> [Material to process]
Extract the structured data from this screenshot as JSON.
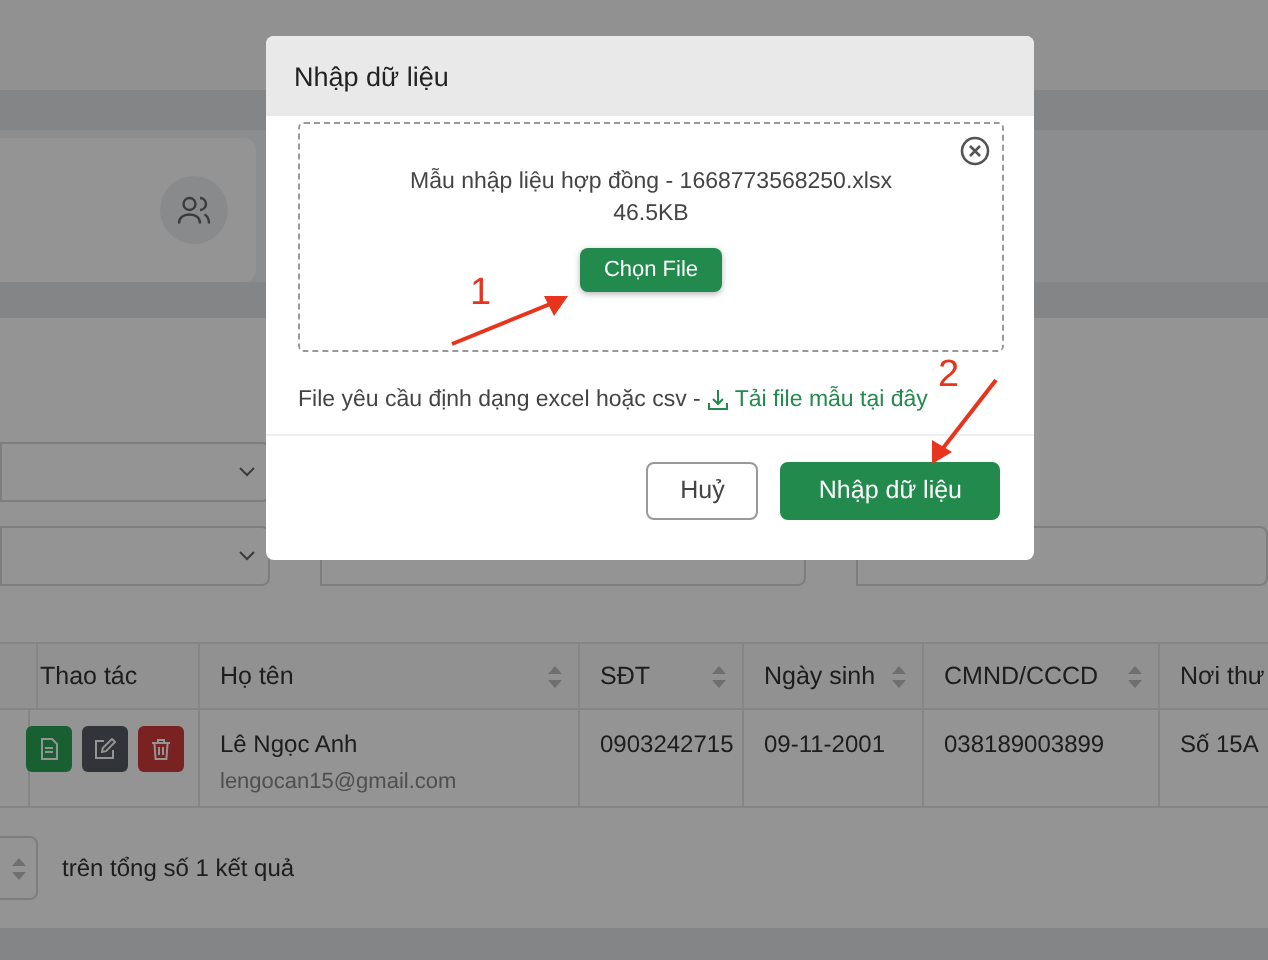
{
  "page": {
    "table": {
      "columns": [
        {
          "label": "Thao tác",
          "sortable": false
        },
        {
          "label": "Họ tên",
          "sortable": true
        },
        {
          "label": "SĐT",
          "sortable": true
        },
        {
          "label": "Ngày sinh",
          "sortable": true
        },
        {
          "label": "CMND/CCCD",
          "sortable": true
        },
        {
          "label": "Nơi thư"
        }
      ],
      "rows": [
        {
          "name": "Lê Ngọc Anh",
          "email": "lengocan15@gmail.com",
          "phone": "0903242715",
          "birth_date": "09-11-2001",
          "id_number": "038189003899",
          "address": "Số 15A"
        }
      ]
    },
    "pagination": {
      "summary": "trên tổng số 1 kết quả"
    }
  },
  "dialog": {
    "title": "Nhập dữ liệu",
    "file_name": "Mẫu nhập liệu hợp đồng - 1668773568250.xlsx",
    "file_size": "46.5KB",
    "choose_button": "Chọn File",
    "hint": "File yêu cầu định dạng excel hoặc csv -",
    "template_link": "Tải file mẫu tại đây",
    "buttons": [
      {
        "label": "Huỷ",
        "kind": "secondary"
      },
      {
        "label": "Nhập dữ liệu",
        "kind": "primary"
      }
    ]
  },
  "annotations": [
    {
      "label": "1"
    },
    {
      "label": "2"
    }
  ]
}
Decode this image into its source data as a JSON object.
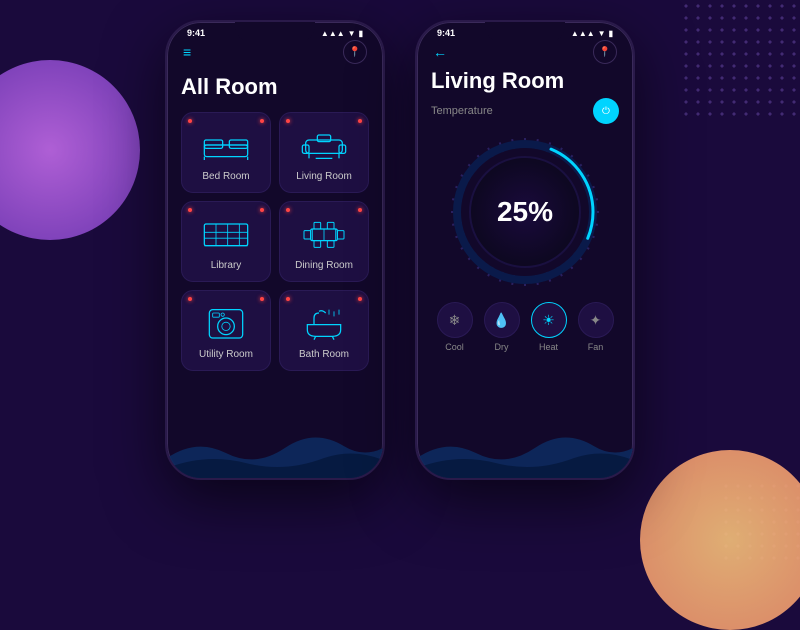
{
  "background": {
    "color": "#1a0a3c"
  },
  "phone1": {
    "status_time": "9:41",
    "title": "All Room",
    "nav_icon": "📍",
    "rooms": [
      {
        "id": "bedroom",
        "label": "Bed Room",
        "icon": "bed"
      },
      {
        "id": "livingroom",
        "label": "Living Room",
        "icon": "sofa"
      },
      {
        "id": "library",
        "label": "Library",
        "icon": "bookshelf"
      },
      {
        "id": "diningroom",
        "label": "Dining Room",
        "icon": "dining"
      },
      {
        "id": "utilityroom",
        "label": "Utility Room",
        "icon": "washer"
      },
      {
        "id": "bathroom",
        "label": "Bath Room",
        "icon": "bath"
      }
    ]
  },
  "phone2": {
    "status_time": "9:41",
    "title": "Living Room",
    "temp_label": "Temperature",
    "percent": "25%",
    "controls": [
      {
        "id": "cool",
        "label": "Cool",
        "active": false
      },
      {
        "id": "dry",
        "label": "Dry",
        "active": false
      },
      {
        "id": "heat",
        "label": "Heat",
        "active": true
      },
      {
        "id": "fan",
        "label": "Fan",
        "active": false
      }
    ]
  }
}
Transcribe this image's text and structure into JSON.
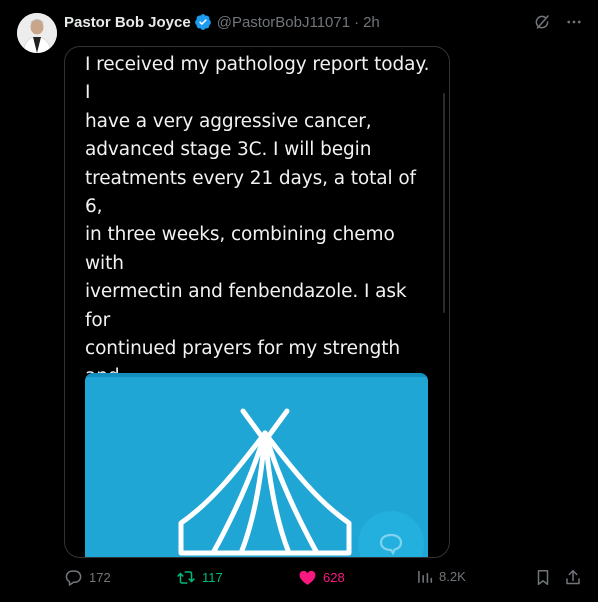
{
  "post": {
    "author": {
      "display_name": "Pastor Bob Joyce",
      "handle": "@PastorBobJ11071",
      "separator": "·",
      "time": "2h",
      "verified": true
    },
    "image_text": "I received my pathology report today. I\nhave a very aggressive cancer,\nadvanced stage 3C. I will begin\ntreatments every 21 days, a total of 6,\nin three weeks, combining chemo with\nivermectin and fenbendazole. I ask for\ncontinued prayers for my strength and\nhealing. I also ask that medbeds be\noffered to critically ill anons like\nmyself who have faithfully followed\nChrist’s path.",
    "metrics": {
      "replies": "172",
      "reposts": "117",
      "likes": "628",
      "views": "8.2K"
    }
  },
  "icons": {
    "verified": "verified-badge-icon",
    "grok": "grok-icon",
    "more": "more-icon",
    "reply": "reply-icon",
    "repost": "repost-icon",
    "like": "heart-icon",
    "views": "views-icon",
    "bookmark": "bookmark-icon",
    "share": "share-icon",
    "tent": "tent-icon",
    "chat": "chat-bubble-icon"
  },
  "colors": {
    "background": "#000000",
    "text_primary": "#e7e9ea",
    "text_secondary": "#71767b",
    "verified_blue": "#1d9bf0",
    "repost_green": "#00ba7c",
    "like_pink": "#f91880",
    "card_blue": "#1fa6d4"
  }
}
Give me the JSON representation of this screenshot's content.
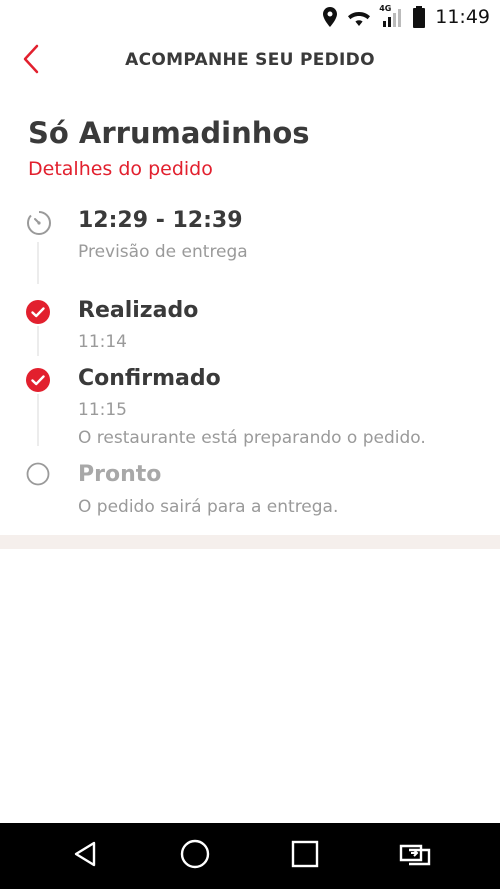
{
  "status_bar": {
    "time": "11:49",
    "network": "4G",
    "icons": [
      "location-icon",
      "wifi-icon",
      "cell-signal-icon",
      "battery-icon"
    ]
  },
  "header": {
    "title": "ACOMPANHE SEU PEDIDO",
    "back_icon": "chevron-left-icon"
  },
  "restaurant": {
    "name": "Só Arrumadinhos",
    "details_link": "Detalhes do pedido"
  },
  "timeline": {
    "eta": {
      "time_range": "12:29 - 12:39",
      "label": "Previsão de entrega",
      "icon": "clock-icon"
    },
    "steps": [
      {
        "title": "Realizado",
        "time": "11:14",
        "description": "",
        "status": "done"
      },
      {
        "title": "Confirmado",
        "time": "11:15",
        "description": "O restaurante está preparando o pedido.",
        "status": "done"
      },
      {
        "title": "Pronto",
        "time": "",
        "description": "O pedido sairá para a entrega.",
        "status": "pending"
      }
    ]
  },
  "colors": {
    "accent": "#e2202e",
    "text": "#3a3a3a",
    "muted": "#9a9a9a",
    "band": "#f5efec"
  },
  "nav_bar": {
    "icons": [
      "back-triangle-icon",
      "home-circle-icon",
      "recents-square-icon",
      "switch-apps-icon"
    ]
  }
}
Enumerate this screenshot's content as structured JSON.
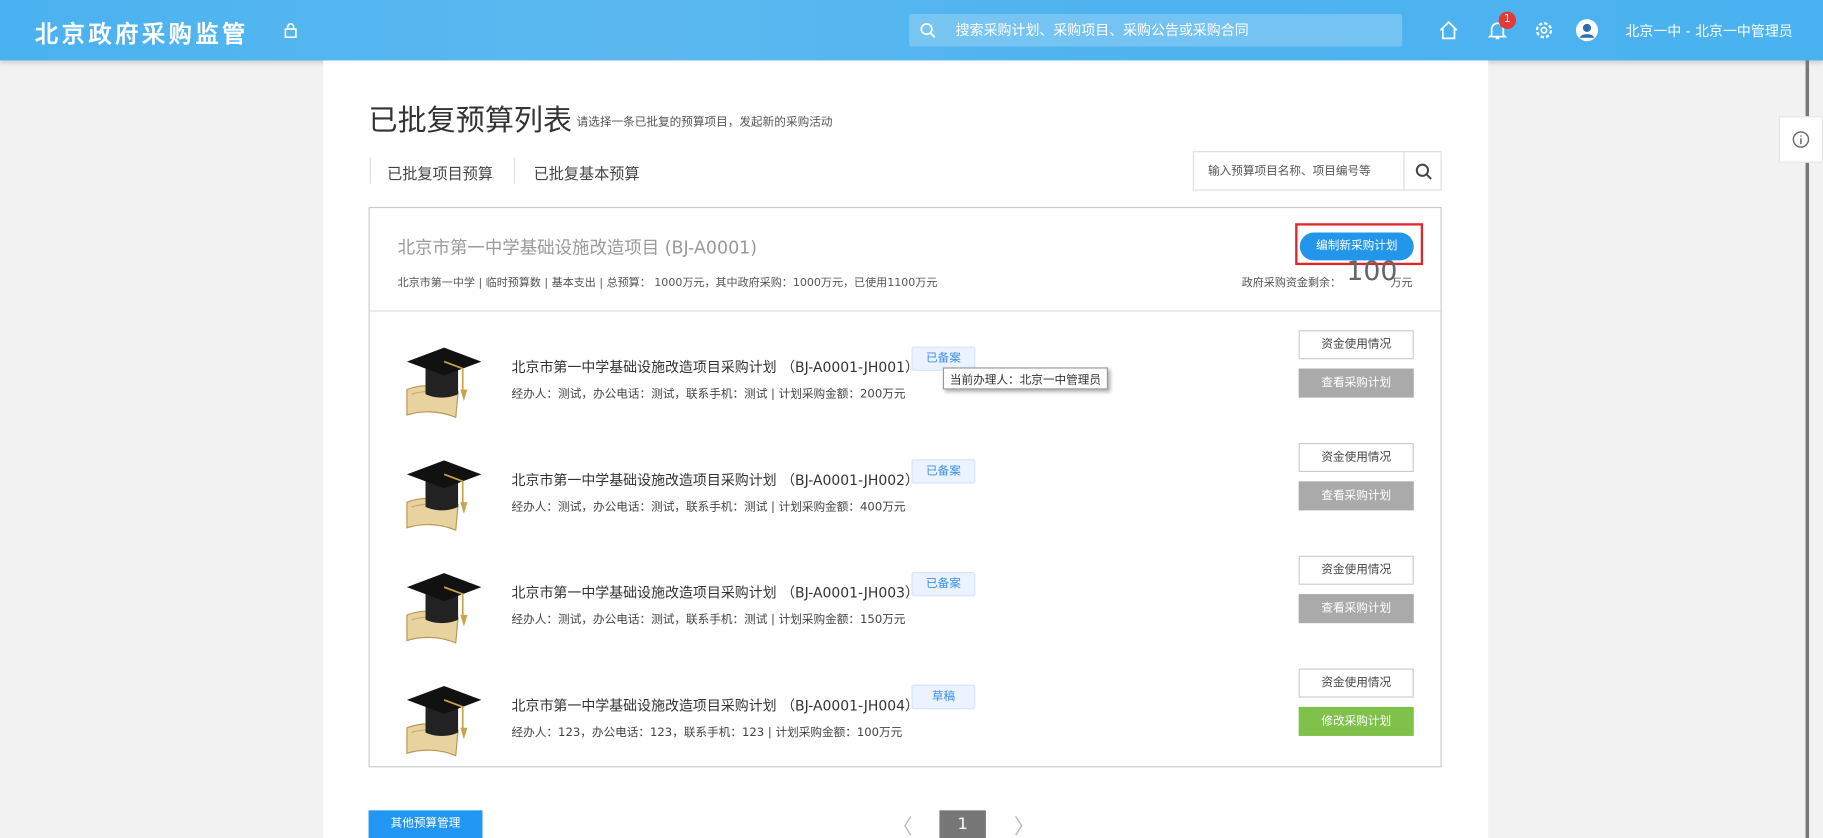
{
  "header": {
    "logo": "北京政府采购监管",
    "search_placeholder": "搜索采购计划、采购项目、采购公告或采购合同",
    "notification_count": "1",
    "user": "北京一中 - 北京一中管理员",
    "accent": "#4ab2f0"
  },
  "page": {
    "title": "已批复预算列表",
    "subtitle": "请选择一条已批复的预算项目，发起新的采购活动"
  },
  "tabs": [
    {
      "label": "已批复项目预算"
    },
    {
      "label": "已批复基本预算"
    }
  ],
  "search": {
    "placeholder": "输入预算项目名称、项目编号等"
  },
  "budget": {
    "title": "北京市第一中学基础设施改造项目 (BJ-A0001)",
    "meta": "北京市第一中学 | 临时预算数 | 基本支出 | 总预算：  1000万元，其中政府采购：1000万元，已使用1100万元",
    "new_plan_button": "编制新采购计划",
    "remaining_label": "政府采购资金剩余：",
    "remaining_value": "100",
    "remaining_unit": "万元"
  },
  "plans": [
    {
      "title": "北京市第一中学基础设施改造项目采购计划 （BJ-A0001-JH001）",
      "meta": "经办人：测试，办公电话：测试，联系手机：测试 | 计划采购金额：200万元",
      "status": "已备案",
      "btn1": "资金使用情况",
      "btn2": "查看采购计划"
    },
    {
      "title": "北京市第一中学基础设施改造项目采购计划 （BJ-A0001-JH002）",
      "meta": "经办人：测试，办公电话：测试，联系手机：测试 | 计划采购金额：400万元",
      "status": "已备案",
      "btn1": "资金使用情况",
      "btn2": "查看采购计划"
    },
    {
      "title": "北京市第一中学基础设施改造项目采购计划 （BJ-A0001-JH003）",
      "meta": "经办人：测试，办公电话：测试，联系手机：测试 | 计划采购金额：150万元",
      "status": "已备案",
      "btn1": "资金使用情况",
      "btn2": "查看采购计划"
    },
    {
      "title": "北京市第一中学基础设施改造项目采购计划 （BJ-A0001-JH004）",
      "meta": "经办人：123，办公电话：123，联系手机：123 | 计划采购金额：100万元",
      "status": "草稿",
      "btn1": "资金使用情况",
      "btn2": "修改采购计划"
    }
  ],
  "tooltip": "当前办理人：北京一中管理员",
  "footer": {
    "other_button": "其他预算管理",
    "current_page": "1",
    "prev": "〈",
    "next": "〉"
  }
}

> [Challenge] Transcribe each line above verbatim, with the pictures left out.

> [Full answer]
Extract the structured data from this screenshot as JSON.
{
  "page": {
    "table": {
      "columns": [
        {
          "label": "Thao tác",
          "sortable": false
        },
        {
          "label": "Họ tên",
          "sortable": true
        },
        {
          "label": "SĐT",
          "sortable": true
        },
        {
          "label": "Ngày sinh",
          "sortable": true
        },
        {
          "label": "CMND/CCCD",
          "sortable": true
        },
        {
          "label": "Nơi thư"
        }
      ],
      "rows": [
        {
          "name": "Lê Ngọc Anh",
          "email": "lengocan15@gmail.com",
          "phone": "0903242715",
          "birth_date": "09-11-2001",
          "id_number": "038189003899",
          "address": "Số 15A"
        }
      ]
    },
    "pagination": {
      "summary": "trên tổng số 1 kết quả"
    }
  },
  "dialog": {
    "title": "Nhập dữ liệu",
    "file_name": "Mẫu nhập liệu hợp đồng - 1668773568250.xlsx",
    "file_size": "46.5KB",
    "choose_button": "Chọn File",
    "hint": "File yêu cầu định dạng excel hoặc csv -",
    "template_link": "Tải file mẫu tại đây",
    "buttons": [
      {
        "label": "Huỷ",
        "kind": "secondary"
      },
      {
        "label": "Nhập dữ liệu",
        "kind": "primary"
      }
    ]
  },
  "annotations": [
    {
      "label": "1"
    },
    {
      "label": "2"
    }
  ]
}
Decode this image into its source data as a JSON object.
{
  "background": {
    "color": "#1a0a3c"
  },
  "phone1": {
    "status_time": "9:41",
    "title": "All Room",
    "nav_icon": "📍",
    "rooms": [
      {
        "id": "bedroom",
        "label": "Bed Room",
        "icon": "bed"
      },
      {
        "id": "livingroom",
        "label": "Living Room",
        "icon": "sofa"
      },
      {
        "id": "library",
        "label": "Library",
        "icon": "bookshelf"
      },
      {
        "id": "diningroom",
        "label": "Dining Room",
        "icon": "dining"
      },
      {
        "id": "utilityroom",
        "label": "Utility Room",
        "icon": "washer"
      },
      {
        "id": "bathroom",
        "label": "Bath Room",
        "icon": "bath"
      }
    ]
  },
  "phone2": {
    "status_time": "9:41",
    "title": "Living Room",
    "temp_label": "Temperature",
    "percent": "25%",
    "controls": [
      {
        "id": "cool",
        "label": "Cool",
        "active": false
      },
      {
        "id": "dry",
        "label": "Dry",
        "active": false
      },
      {
        "id": "heat",
        "label": "Heat",
        "active": true
      },
      {
        "id": "fan",
        "label": "Fan",
        "active": false
      }
    ]
  }
}
Transcribe this image's text and structure into JSON.
{
  "post": {
    "author": {
      "display_name": "Pastor Bob Joyce",
      "handle": "@PastorBobJ11071",
      "separator": "·",
      "time": "2h",
      "verified": true
    },
    "image_text": "I received my pathology report today. I\nhave a very aggressive cancer,\nadvanced stage 3C. I will begin\ntreatments every 21 days, a total of 6,\nin three weeks, combining chemo with\nivermectin and fenbendazole. I ask for\ncontinued prayers for my strength and\nhealing. I also ask that medbeds be\noffered to critically ill anons like\nmyself who have faithfully followed\nChrist’s path.",
    "metrics": {
      "replies": "172",
      "reposts": "117",
      "likes": "628",
      "views": "8.2K"
    }
  },
  "icons": {
    "verified": "verified-badge-icon",
    "grok": "grok-icon",
    "more": "more-icon",
    "reply": "reply-icon",
    "repost": "repost-icon",
    "like": "heart-icon",
    "views": "views-icon",
    "bookmark": "bookmark-icon",
    "share": "share-icon",
    "tent": "tent-icon",
    "chat": "chat-bubble-icon"
  },
  "colors": {
    "background": "#000000",
    "text_primary": "#e7e9ea",
    "text_secondary": "#71767b",
    "verified_blue": "#1d9bf0",
    "repost_green": "#00ba7c",
    "like_pink": "#f91880",
    "card_blue": "#1fa6d4"
  }
}
Give me the JSON representation of this screenshot's content.
{
  "status_bar": {
    "time": "11:49",
    "network": "4G",
    "icons": [
      "location-icon",
      "wifi-icon",
      "cell-signal-icon",
      "battery-icon"
    ]
  },
  "header": {
    "title": "ACOMPANHE SEU PEDIDO",
    "back_icon": "chevron-left-icon"
  },
  "restaurant": {
    "name": "Só Arrumadinhos",
    "details_link": "Detalhes do pedido"
  },
  "timeline": {
    "eta": {
      "time_range": "12:29 - 12:39",
      "label": "Previsão de entrega",
      "icon": "clock-icon"
    },
    "steps": [
      {
        "title": "Realizado",
        "time": "11:14",
        "description": "",
        "status": "done"
      },
      {
        "title": "Confirmado",
        "time": "11:15",
        "description": "O restaurante está preparando o pedido.",
        "status": "done"
      },
      {
        "title": "Pronto",
        "time": "",
        "description": "O pedido sairá para a entrega.",
        "status": "pending"
      }
    ]
  },
  "colors": {
    "accent": "#e2202e",
    "text": "#3a3a3a",
    "muted": "#9a9a9a",
    "band": "#f5efec"
  },
  "nav_bar": {
    "icons": [
      "back-triangle-icon",
      "home-circle-icon",
      "recents-square-icon",
      "switch-apps-icon"
    ]
  }
}
Enumerate this screenshot's content as structured JSON.
{
  "header": {
    "logo": "北京政府采购监管",
    "search_placeholder": "搜索采购计划、采购项目、采购公告或采购合同",
    "notification_count": "1",
    "user": "北京一中 - 北京一中管理员",
    "accent": "#4ab2f0"
  },
  "page": {
    "title": "已批复预算列表",
    "subtitle": "请选择一条已批复的预算项目，发起新的采购活动"
  },
  "tabs": [
    {
      "label": "已批复项目预算"
    },
    {
      "label": "已批复基本预算"
    }
  ],
  "search": {
    "placeholder": "输入预算项目名称、项目编号等"
  },
  "budget": {
    "title": "北京市第一中学基础设施改造项目 (BJ-A0001)",
    "meta": "北京市第一中学 | 临时预算数 | 基本支出 | 总预算：  1000万元，其中政府采购：1000万元，已使用1100万元",
    "new_plan_button": "编制新采购计划",
    "remaining_label": "政府采购资金剩余：",
    "remaining_value": "100",
    "remaining_unit": "万元"
  },
  "plans": [
    {
      "title": "北京市第一中学基础设施改造项目采购计划 （BJ-A0001-JH001）",
      "meta": "经办人：测试，办公电话：测试，联系手机：测试 | 计划采购金额：200万元",
      "status": "已备案",
      "btn1": "资金使用情况",
      "btn2": "查看采购计划"
    },
    {
      "title": "北京市第一中学基础设施改造项目采购计划 （BJ-A0001-JH002）",
      "meta": "经办人：测试，办公电话：测试，联系手机：测试 | 计划采购金额：400万元",
      "status": "已备案",
      "btn1": "资金使用情况",
      "btn2": "查看采购计划"
    },
    {
      "title": "北京市第一中学基础设施改造项目采购计划 （BJ-A0001-JH003）",
      "meta": "经办人：测试，办公电话：测试，联系手机：测试 | 计划采购金额：150万元",
      "status": "已备案",
      "btn1": "资金使用情况",
      "btn2": "查看采购计划"
    },
    {
      "title": "北京市第一中学基础设施改造项目采购计划 （BJ-A0001-JH004）",
      "meta": "经办人：123，办公电话：123，联系手机：123 | 计划采购金额：100万元",
      "status": "草稿",
      "btn1": "资金使用情况",
      "btn2": "修改采购计划"
    }
  ],
  "tooltip": "当前办理人：北京一中管理员",
  "footer": {
    "other_button": "其他预算管理",
    "current_page": "1",
    "prev": "〈",
    "next": "〉"
  }
}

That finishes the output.